--- Start of Data shown ---

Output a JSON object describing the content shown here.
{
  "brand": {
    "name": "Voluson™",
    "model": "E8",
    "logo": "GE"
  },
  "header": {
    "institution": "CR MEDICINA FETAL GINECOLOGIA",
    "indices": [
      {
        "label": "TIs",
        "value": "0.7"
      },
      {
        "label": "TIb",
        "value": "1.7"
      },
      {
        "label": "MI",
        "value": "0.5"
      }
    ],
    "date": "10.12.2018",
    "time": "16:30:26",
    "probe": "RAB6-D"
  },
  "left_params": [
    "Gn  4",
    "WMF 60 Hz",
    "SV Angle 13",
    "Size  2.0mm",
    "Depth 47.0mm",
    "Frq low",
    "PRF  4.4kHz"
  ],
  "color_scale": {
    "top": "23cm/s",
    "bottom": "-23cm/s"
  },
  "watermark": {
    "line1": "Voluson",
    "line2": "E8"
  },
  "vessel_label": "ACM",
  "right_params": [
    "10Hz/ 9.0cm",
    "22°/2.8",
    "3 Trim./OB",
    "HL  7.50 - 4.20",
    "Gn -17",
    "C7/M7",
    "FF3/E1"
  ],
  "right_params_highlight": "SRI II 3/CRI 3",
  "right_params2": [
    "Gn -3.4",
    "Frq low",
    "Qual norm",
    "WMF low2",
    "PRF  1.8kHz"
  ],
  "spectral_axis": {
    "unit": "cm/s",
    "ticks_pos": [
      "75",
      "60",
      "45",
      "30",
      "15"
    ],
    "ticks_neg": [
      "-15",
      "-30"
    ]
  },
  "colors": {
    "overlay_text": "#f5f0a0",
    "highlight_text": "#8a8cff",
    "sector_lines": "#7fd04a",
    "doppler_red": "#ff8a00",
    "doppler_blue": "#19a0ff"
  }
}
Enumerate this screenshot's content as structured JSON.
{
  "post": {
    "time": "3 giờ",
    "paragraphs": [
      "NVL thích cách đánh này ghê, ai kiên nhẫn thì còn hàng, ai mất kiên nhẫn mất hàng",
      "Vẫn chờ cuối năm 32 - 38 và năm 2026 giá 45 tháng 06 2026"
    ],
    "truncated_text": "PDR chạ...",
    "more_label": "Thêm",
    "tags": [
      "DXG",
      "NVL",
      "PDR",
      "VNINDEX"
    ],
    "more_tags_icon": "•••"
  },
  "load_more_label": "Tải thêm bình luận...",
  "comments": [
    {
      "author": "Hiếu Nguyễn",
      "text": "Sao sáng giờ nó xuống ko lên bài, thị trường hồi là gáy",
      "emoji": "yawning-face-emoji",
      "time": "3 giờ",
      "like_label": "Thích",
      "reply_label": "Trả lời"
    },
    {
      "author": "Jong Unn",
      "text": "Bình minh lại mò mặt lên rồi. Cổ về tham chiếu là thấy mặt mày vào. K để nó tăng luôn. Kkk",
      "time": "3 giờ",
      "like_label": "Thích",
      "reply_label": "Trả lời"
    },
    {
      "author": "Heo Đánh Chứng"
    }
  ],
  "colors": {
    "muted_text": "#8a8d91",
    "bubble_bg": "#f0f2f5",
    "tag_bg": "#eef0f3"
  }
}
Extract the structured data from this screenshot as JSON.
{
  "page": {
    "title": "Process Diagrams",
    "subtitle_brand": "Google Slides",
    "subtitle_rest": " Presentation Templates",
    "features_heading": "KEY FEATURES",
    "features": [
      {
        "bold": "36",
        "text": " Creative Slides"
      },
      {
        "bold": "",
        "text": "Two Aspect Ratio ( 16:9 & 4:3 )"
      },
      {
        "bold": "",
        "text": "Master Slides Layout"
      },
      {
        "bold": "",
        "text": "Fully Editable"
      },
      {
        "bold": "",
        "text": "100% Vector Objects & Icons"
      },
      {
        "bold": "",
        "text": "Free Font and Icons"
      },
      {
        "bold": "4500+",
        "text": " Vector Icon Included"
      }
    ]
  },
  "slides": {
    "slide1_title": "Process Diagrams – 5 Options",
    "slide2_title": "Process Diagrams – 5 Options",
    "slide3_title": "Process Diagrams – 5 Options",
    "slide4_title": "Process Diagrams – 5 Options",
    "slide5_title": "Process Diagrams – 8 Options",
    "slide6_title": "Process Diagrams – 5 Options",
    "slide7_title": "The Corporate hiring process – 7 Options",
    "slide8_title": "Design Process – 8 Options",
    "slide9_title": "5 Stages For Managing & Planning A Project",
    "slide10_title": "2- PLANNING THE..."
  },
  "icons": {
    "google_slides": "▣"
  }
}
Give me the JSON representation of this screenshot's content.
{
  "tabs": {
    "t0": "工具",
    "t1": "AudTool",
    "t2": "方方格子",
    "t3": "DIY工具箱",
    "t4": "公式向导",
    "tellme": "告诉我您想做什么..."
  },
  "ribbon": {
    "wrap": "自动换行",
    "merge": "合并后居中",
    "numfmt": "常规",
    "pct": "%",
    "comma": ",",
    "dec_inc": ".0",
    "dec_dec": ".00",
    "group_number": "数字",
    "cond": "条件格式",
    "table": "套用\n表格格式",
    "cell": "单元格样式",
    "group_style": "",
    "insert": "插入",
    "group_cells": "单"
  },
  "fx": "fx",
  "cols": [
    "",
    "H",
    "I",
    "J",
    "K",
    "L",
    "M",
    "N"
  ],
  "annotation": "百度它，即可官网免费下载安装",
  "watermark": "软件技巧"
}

--- End of Data shown ---

### [Stated goal]
Write out every line of the material again, exactly as it reads.

### [Result for this task]
Output a JSON object describing the content shown here.
{
  "brand": {
    "name": "Voluson™",
    "model": "E8",
    "logo": "GE"
  },
  "header": {
    "institution": "CR MEDICINA FETAL GINECOLOGIA",
    "indices": [
      {
        "label": "TIs",
        "value": "0.7"
      },
      {
        "label": "TIb",
        "value": "1.7"
      },
      {
        "label": "MI",
        "value": "0.5"
      }
    ],
    "date": "10.12.2018",
    "time": "16:30:26",
    "probe": "RAB6-D"
  },
  "left_params": [
    "Gn  4",
    "WMF 60 Hz",
    "SV Angle 13",
    "Size  2.0mm",
    "Depth 47.0mm",
    "Frq low",
    "PRF  4.4kHz"
  ],
  "color_scale": {
    "top": "23cm/s",
    "bottom": "-23cm/s"
  },
  "watermark": {
    "line1": "Voluson",
    "line2": "E8"
  },
  "vessel_label": "ACM",
  "right_params": [
    "10Hz/ 9.0cm",
    "22°/2.8",
    "3 Trim./OB",
    "HL  7.50 - 4.20",
    "Gn -17",
    "C7/M7",
    "FF3/E1"
  ],
  "right_params_highlight": "SRI II 3/CRI 3",
  "right_params2": [
    "Gn -3.4",
    "Frq low",
    "Qual norm",
    "WMF low2",
    "PRF  1.8kHz"
  ],
  "spectral_axis": {
    "unit": "cm/s",
    "ticks_pos": [
      "75",
      "60",
      "45",
      "30",
      "15"
    ],
    "ticks_neg": [
      "-15",
      "-30"
    ]
  },
  "colors": {
    "overlay_text": "#f5f0a0",
    "highlight_text": "#8a8cff",
    "sector_lines": "#7fd04a",
    "doppler_red": "#ff8a00",
    "doppler_blue": "#19a0ff"
  }
}
Enumerate this screenshot's content as structured JSON.
{
  "post": {
    "time": "3 giờ",
    "paragraphs": [
      "NVL thích cách đánh này ghê, ai kiên nhẫn thì còn hàng, ai mất kiên nhẫn mất hàng",
      "Vẫn chờ cuối năm 32 - 38 và năm 2026 giá 45 tháng 06 2026"
    ],
    "truncated_text": "PDR chạ...",
    "more_label": "Thêm",
    "tags": [
      "DXG",
      "NVL",
      "PDR",
      "VNINDEX"
    ],
    "more_tags_icon": "•••"
  },
  "load_more_label": "Tải thêm bình luận...",
  "comments": [
    {
      "author": "Hiếu Nguyễn",
      "text": "Sao sáng giờ nó xuống ko lên bài, thị trường hồi là gáy",
      "emoji": "yawning-face-emoji",
      "time": "3 giờ",
      "like_label": "Thích",
      "reply_label": "Trả lời"
    },
    {
      "author": "Jong Unn",
      "text": "Bình minh lại mò mặt lên rồi. Cổ về tham chiếu là thấy mặt mày vào. K để nó tăng luôn. Kkk",
      "time": "3 giờ",
      "like_label": "Thích",
      "reply_label": "Trả lời"
    },
    {
      "author": "Heo Đánh Chứng"
    }
  ],
  "colors": {
    "muted_text": "#8a8d91",
    "bubble_bg": "#f0f2f5",
    "tag_bg": "#eef0f3"
  }
}
Extract the structured data from this screenshot as JSON.
{
  "page": {
    "title": "Process Diagrams",
    "subtitle_brand": "Google Slides",
    "subtitle_rest": " Presentation Templates",
    "features_heading": "KEY FEATURES",
    "features": [
      {
        "bold": "36",
        "text": " Creative Slides"
      },
      {
        "bold": "",
        "text": "Two Aspect Ratio ( 16:9 & 4:3 )"
      },
      {
        "bold": "",
        "text": "Master Slides Layout"
      },
      {
        "bold": "",
        "text": "Fully Editable"
      },
      {
        "bold": "",
        "text": "100% Vector Objects & Icons"
      },
      {
        "bold": "",
        "text": "Free Font and Icons"
      },
      {
        "bold": "4500+",
        "text": " Vector Icon Included"
      }
    ]
  },
  "slides": {
    "slide1_title": "Process Diagrams – 5 Options",
    "slide2_title": "Process Diagrams – 5 Options",
    "slide3_title": "Process Diagrams – 5 Options",
    "slide4_title": "Process Diagrams – 5 Options",
    "slide5_title": "Process Diagrams – 8 Options",
    "slide6_title": "Process Diagrams – 5 Options",
    "slide7_title": "The Corporate hiring process – 7 Options",
    "slide8_title": "Design Process – 8 Options",
    "slide9_title": "5 Stages For Managing & Planning A Project",
    "slide10_title": "2- PLANNING THE..."
  },
  "icons": {
    "google_slides": "▣"
  }
}
Give me the JSON representation of this screenshot's content.
{
  "tabs": {
    "t0": "工具",
    "t1": "AudTool",
    "t2": "方方格子",
    "t3": "DIY工具箱",
    "t4": "公式向导",
    "tellme": "告诉我您想做什么..."
  },
  "ribbon": {
    "wrap": "自动换行",
    "merge": "合并后居中",
    "numfmt": "常规",
    "pct": "%",
    "comma": ",",
    "dec_inc": ".0",
    "dec_dec": ".00",
    "group_number": "数字",
    "cond": "条件格式",
    "table": "套用\n表格格式",
    "cell": "单元格样式",
    "group_style": "",
    "insert": "插入",
    "group_cells": "单"
  },
  "fx": "fx",
  "cols": [
    "",
    "H",
    "I",
    "J",
    "K",
    "L",
    "M",
    "N"
  ],
  "annotation": "百度它，即可官网免费下载安装",
  "watermark": "软件技巧"
}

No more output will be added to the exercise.